RECORDS SHOWN ▸
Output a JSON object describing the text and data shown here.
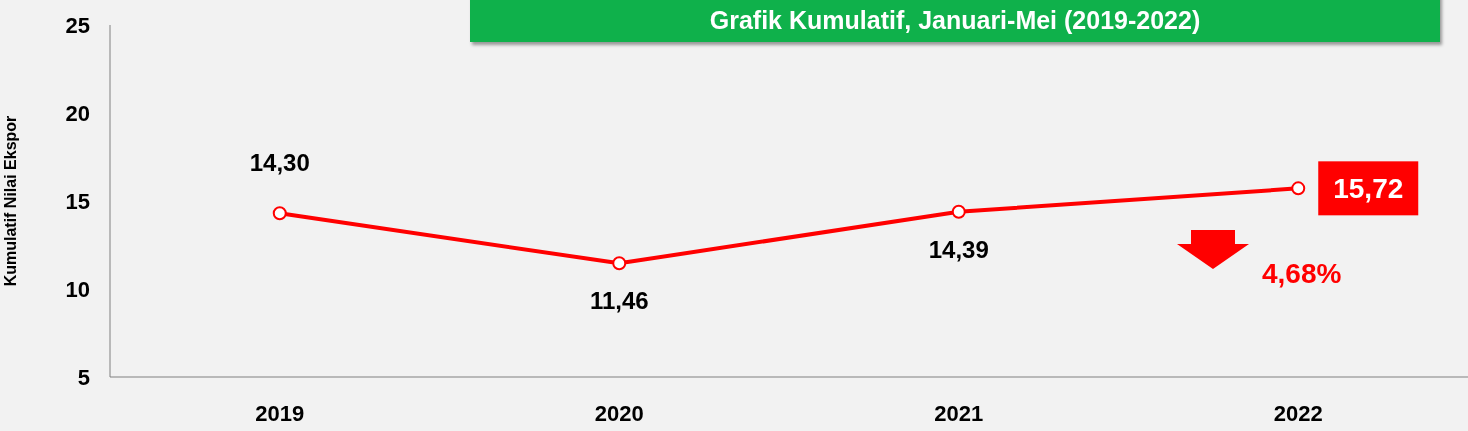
{
  "chart_data": {
    "type": "line",
    "title": "Grafik Kumulatif, Januari-Mei (2019-2022)",
    "ylabel": "Kumulatif Nilai Ekspor",
    "categories": [
      "2019",
      "2020",
      "2021",
      "2022"
    ],
    "series": [
      {
        "color": "#ff0000",
        "values": [
          14.3,
          11.46,
          14.39,
          15.72
        ],
        "value_labels": [
          "14,30",
          "11,46",
          "14,39",
          "15,72"
        ]
      }
    ],
    "ylim": [
      5,
      25
    ],
    "yticks": [
      5,
      10,
      15,
      20,
      25
    ],
    "grid": false,
    "legend": false,
    "marker": "circle",
    "line_style": "solid",
    "annotations": [
      "4,68%"
    ]
  }
}
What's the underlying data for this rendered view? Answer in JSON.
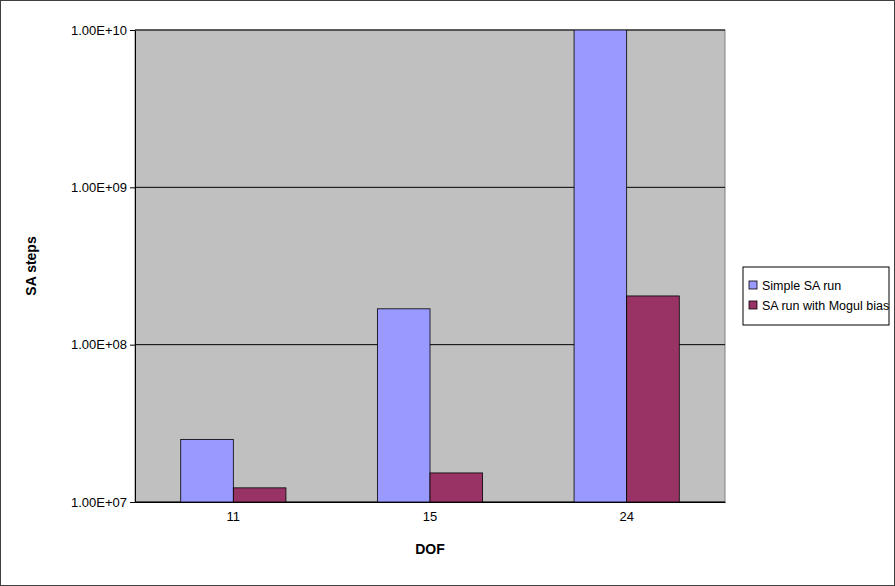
{
  "chart_data": {
    "type": "bar",
    "x_label": "DOF",
    "y_label": "SA steps",
    "categories": [
      "11",
      "15",
      "24"
    ],
    "series": [
      {
        "name": "Simple SA run",
        "color": "#9999ff",
        "values": [
          25000000,
          169000000,
          10000000000
        ]
      },
      {
        "name": "SA run with Mogul bias",
        "color": "#993366",
        "values": [
          12300000,
          15300000,
          204000000
        ]
      }
    ],
    "ylim": [
      10000000,
      10000000000
    ],
    "yticks": [
      {
        "value": 10000000,
        "label": "1.00E+07"
      },
      {
        "value": 100000000,
        "label": "1.00E+08"
      },
      {
        "value": 1000000000,
        "label": "1.00E+09"
      },
      {
        "value": 10000000000,
        "label": "1.00E+10"
      }
    ],
    "log": "y",
    "grid": true,
    "legend": "right"
  }
}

EXERCISE GOAL ▸
Filter the entries above down to the lines containing the word "Kumulatif".

FULL OUTPUT ▸
    "title": "Grafik Kumulatif, Januari-Mei (2019-2022)",
    "ylabel": "Kumulatif Nilai Ekspor",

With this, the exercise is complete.